WORK TO DO —
Reproduce each of the records below word for word, omitting the pictures.

# EXERCISE MATERIAL start

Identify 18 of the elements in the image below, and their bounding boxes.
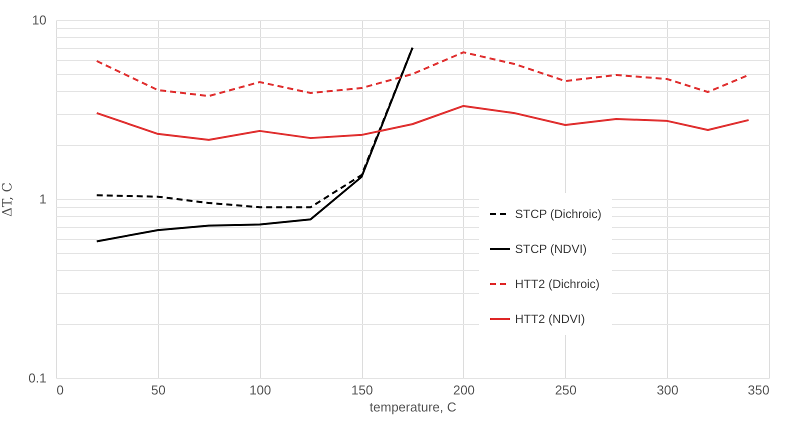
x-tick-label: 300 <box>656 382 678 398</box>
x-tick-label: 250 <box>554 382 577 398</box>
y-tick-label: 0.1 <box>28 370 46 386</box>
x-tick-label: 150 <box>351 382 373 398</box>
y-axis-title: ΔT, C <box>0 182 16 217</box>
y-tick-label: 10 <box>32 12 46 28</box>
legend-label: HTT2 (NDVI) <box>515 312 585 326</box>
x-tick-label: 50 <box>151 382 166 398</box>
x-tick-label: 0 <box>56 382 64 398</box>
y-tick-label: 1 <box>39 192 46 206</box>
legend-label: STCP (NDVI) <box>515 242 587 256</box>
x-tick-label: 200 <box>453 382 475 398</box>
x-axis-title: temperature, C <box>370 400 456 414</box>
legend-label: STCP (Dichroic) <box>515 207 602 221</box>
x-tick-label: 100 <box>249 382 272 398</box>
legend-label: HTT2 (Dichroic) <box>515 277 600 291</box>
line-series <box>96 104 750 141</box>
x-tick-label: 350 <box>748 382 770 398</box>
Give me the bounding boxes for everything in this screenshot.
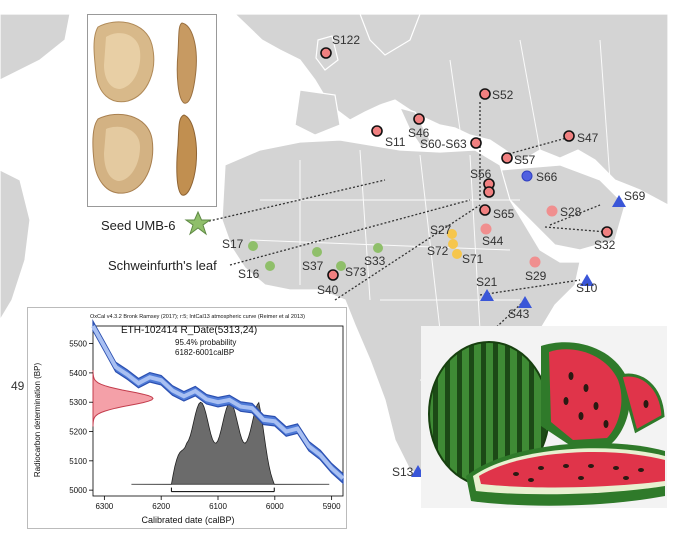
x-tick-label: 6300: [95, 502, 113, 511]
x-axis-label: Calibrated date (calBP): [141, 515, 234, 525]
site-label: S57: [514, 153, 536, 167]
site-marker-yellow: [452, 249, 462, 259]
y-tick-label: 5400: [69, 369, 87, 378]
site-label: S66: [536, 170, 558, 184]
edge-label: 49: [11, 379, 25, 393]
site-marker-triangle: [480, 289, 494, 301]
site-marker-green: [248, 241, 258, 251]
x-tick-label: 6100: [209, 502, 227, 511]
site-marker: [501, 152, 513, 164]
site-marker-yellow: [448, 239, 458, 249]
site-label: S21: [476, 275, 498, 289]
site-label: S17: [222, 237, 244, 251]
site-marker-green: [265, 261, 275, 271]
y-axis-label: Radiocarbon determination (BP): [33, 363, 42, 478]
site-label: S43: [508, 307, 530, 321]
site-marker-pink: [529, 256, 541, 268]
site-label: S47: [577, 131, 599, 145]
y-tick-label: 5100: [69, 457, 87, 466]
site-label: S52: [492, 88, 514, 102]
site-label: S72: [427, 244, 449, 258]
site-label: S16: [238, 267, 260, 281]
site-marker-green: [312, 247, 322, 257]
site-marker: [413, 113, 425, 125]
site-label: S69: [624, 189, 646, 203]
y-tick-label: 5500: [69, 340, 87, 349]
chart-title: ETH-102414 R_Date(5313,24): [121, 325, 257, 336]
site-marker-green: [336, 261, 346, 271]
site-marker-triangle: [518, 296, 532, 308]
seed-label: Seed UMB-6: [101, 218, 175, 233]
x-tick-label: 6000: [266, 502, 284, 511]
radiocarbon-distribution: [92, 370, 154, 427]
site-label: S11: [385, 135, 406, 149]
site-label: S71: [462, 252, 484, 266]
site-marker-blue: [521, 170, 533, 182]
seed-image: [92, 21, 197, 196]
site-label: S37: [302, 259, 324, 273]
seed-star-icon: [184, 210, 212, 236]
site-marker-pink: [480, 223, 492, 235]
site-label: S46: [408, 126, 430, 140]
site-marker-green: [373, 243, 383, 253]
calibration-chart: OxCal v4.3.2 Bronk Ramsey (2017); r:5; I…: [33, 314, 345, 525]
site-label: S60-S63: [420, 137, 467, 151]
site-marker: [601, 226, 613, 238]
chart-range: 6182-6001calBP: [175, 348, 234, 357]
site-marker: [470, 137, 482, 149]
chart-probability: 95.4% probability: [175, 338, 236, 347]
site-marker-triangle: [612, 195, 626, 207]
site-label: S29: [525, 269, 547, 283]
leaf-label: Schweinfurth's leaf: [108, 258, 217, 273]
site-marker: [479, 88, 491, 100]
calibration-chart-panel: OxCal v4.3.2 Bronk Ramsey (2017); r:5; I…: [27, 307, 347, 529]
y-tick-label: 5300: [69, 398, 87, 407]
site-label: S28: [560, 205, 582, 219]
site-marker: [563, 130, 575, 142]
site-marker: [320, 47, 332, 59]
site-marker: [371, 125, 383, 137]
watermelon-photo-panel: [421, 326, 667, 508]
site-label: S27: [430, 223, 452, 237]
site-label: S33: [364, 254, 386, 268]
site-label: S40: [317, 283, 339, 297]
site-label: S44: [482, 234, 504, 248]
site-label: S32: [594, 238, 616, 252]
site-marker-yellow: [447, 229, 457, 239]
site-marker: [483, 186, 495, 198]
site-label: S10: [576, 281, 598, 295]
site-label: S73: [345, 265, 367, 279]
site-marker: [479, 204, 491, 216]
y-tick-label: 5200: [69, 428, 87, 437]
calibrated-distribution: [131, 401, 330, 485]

# EXERCISE MATERIAL end

THE COMPLETED TASK —
Identify 18 of the elements in the image below, and their bounding boxes.
x-tick-label: 300 <box>656 382 678 398</box>
x-tick-label: 250 <box>554 382 577 398</box>
y-tick-label: 0.1 <box>28 370 46 386</box>
x-tick-label: 150 <box>351 382 373 398</box>
y-axis-title: ΔT, C <box>0 182 16 217</box>
y-tick-label: 10 <box>32 12 46 28</box>
legend-label: HTT2 (NDVI) <box>515 312 585 326</box>
x-tick-label: 50 <box>151 382 166 398</box>
x-tick-label: 0 <box>56 382 64 398</box>
y-tick-label: 1 <box>39 192 46 206</box>
legend-label: STCP (NDVI) <box>515 242 587 256</box>
x-tick-label: 200 <box>453 382 475 398</box>
x-axis-title: temperature, C <box>370 400 456 414</box>
legend-label: STCP (Dichroic) <box>515 207 602 221</box>
x-tick-label: 100 <box>249 382 272 398</box>
legend-label: HTT2 (Dichroic) <box>515 277 600 291</box>
line-series <box>96 104 750 141</box>
x-tick-label: 350 <box>748 382 770 398</box>
Give me the bounding boxes for everything in this screenshot.
x-tick-label: 6300: [95, 502, 113, 511]
x-axis-label: Calibrated date (calBP): [141, 515, 234, 525]
site-label: S57: [514, 153, 536, 167]
site-marker-yellow: [452, 249, 462, 259]
y-tick-label: 5400: [69, 369, 87, 378]
site-label: S66: [536, 170, 558, 184]
edge-label: 49: [11, 379, 25, 393]
site-marker-triangle: [480, 289, 494, 301]
site-marker-green: [248, 241, 258, 251]
x-tick-label: 6100: [209, 502, 227, 511]
site-marker: [501, 152, 513, 164]
site-marker-yellow: [448, 239, 458, 249]
site-label: S21: [476, 275, 498, 289]
site-label: S17: [222, 237, 244, 251]
site-marker-green: [265, 261, 275, 271]
y-axis-label: Radiocarbon determination (BP): [33, 363, 42, 478]
site-label: S43: [508, 307, 530, 321]
site-marker-pink: [529, 256, 541, 268]
site-label: S47: [577, 131, 599, 145]
y-tick-label: 5100: [69, 457, 87, 466]
site-label: S52: [492, 88, 514, 102]
site-label: S72: [427, 244, 449, 258]
site-label: S16: [238, 267, 260, 281]
site-marker-green: [312, 247, 322, 257]
site-marker: [413, 113, 425, 125]
site-label: S69: [624, 189, 646, 203]
y-tick-label: 5500: [69, 340, 87, 349]
chart-title: ETH-102414 R_Date(5313,24): [121, 325, 257, 336]
site-marker-green: [336, 261, 346, 271]
site-marker-triangle: [518, 296, 532, 308]
seed-label: Seed UMB-6: [101, 218, 175, 233]
x-tick-label: 6000: [266, 502, 284, 511]
radiocarbon-distribution: [92, 370, 154, 427]
site-label: S11: [385, 135, 406, 149]
site-label: S71: [462, 252, 484, 266]
site-marker-blue: [521, 170, 533, 182]
seed-image: [92, 21, 197, 196]
site-label: S37: [302, 259, 324, 273]
seed-star-icon: [184, 210, 212, 236]
site-marker-pink: [480, 223, 492, 235]
site-label: S46: [408, 126, 430, 140]
site-marker-green: [373, 243, 383, 253]
calibration-chart: OxCal v4.3.2 Bronk Ramsey (2017); r:5; I…: [33, 314, 345, 525]
site-label: S60-S63: [420, 137, 467, 151]
site-marker: [601, 226, 613, 238]
chart-range: 6182-6001calBP: [175, 348, 234, 357]
site-marker: [470, 137, 482, 149]
chart-probability: 95.4% probability: [175, 338, 236, 347]
site-marker-triangle: [612, 195, 626, 207]
site-label: S29: [525, 269, 547, 283]
leaf-label: Schweinfurth's leaf: [108, 258, 217, 273]
site-marker: [479, 88, 491, 100]
calibration-chart-panel: OxCal v4.3.2 Bronk Ramsey (2017); r:5; I…: [27, 307, 347, 529]
y-tick-label: 5300: [69, 398, 87, 407]
site-label: S28: [560, 205, 582, 219]
site-marker: [563, 130, 575, 142]
site-marker: [320, 47, 332, 59]
site-marker: [371, 125, 383, 137]
watermelon-photo-panel: [421, 326, 667, 508]
site-label: S27: [430, 223, 452, 237]
site-label: S33: [364, 254, 386, 268]
site-label: S40: [317, 283, 339, 297]
site-label: S44: [482, 234, 504, 248]
site-label: S32: [594, 238, 616, 252]
site-marker-yellow: [447, 229, 457, 239]
site-marker: [483, 186, 495, 198]
site-label: S10: [576, 281, 598, 295]
site-label: S73: [345, 265, 367, 279]
site-marker: [479, 204, 491, 216]
y-tick-label: 5200: [69, 428, 87, 437]
calibrated-distribution: [131, 401, 330, 485]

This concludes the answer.